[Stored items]
━━━

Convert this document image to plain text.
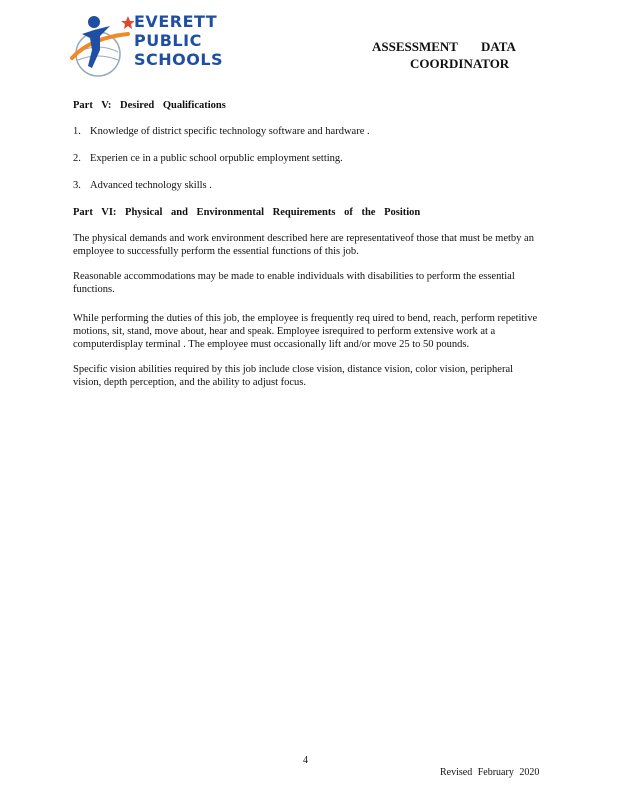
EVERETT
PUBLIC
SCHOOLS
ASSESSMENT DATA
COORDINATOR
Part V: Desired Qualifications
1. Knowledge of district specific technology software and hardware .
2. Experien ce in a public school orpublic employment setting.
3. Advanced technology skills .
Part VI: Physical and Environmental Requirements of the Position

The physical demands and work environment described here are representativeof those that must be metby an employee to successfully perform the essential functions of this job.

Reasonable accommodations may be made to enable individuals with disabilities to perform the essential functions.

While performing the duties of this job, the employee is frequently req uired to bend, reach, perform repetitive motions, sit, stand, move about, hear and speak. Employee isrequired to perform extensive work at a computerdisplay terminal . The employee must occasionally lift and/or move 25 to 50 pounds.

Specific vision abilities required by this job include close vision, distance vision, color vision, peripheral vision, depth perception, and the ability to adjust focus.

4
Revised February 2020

━━━

▶ **What you have to do**
Exclude the images and reproduce the remaining data exactly.

▶ **Problem solution**
Convert this document image to plain text.
EVERETT
PUBLIC
SCHOOLS
ASSESSMENT DATA
COORDINATOR
Part V: Desired Qualifications
1. Knowledge of district specific technology software and hardware .
2. Experien ce in a public school orpublic employment setting.
3. Advanced technology skills .
Part VI: Physical and Environmental Requirements of the Position

The physical demands and work environment described here are representativeof those that must be metby an employee to successfully perform the essential functions of this job.

Reasonable accommodations may be made to enable individuals with disabilities to perform the essential functions.

While performing the duties of this job, the employee is frequently req uired to bend, reach, perform repetitive motions, sit, stand, move about, hear and speak. Employee isrequired to perform extensive work at a computerdisplay terminal . The employee must occasionally lift and/or move 25 to 50 pounds.

Specific vision abilities required by this job include close vision, distance vision, color vision, peripheral vision, depth perception, and the ability to adjust focus.

4
Revised February 2020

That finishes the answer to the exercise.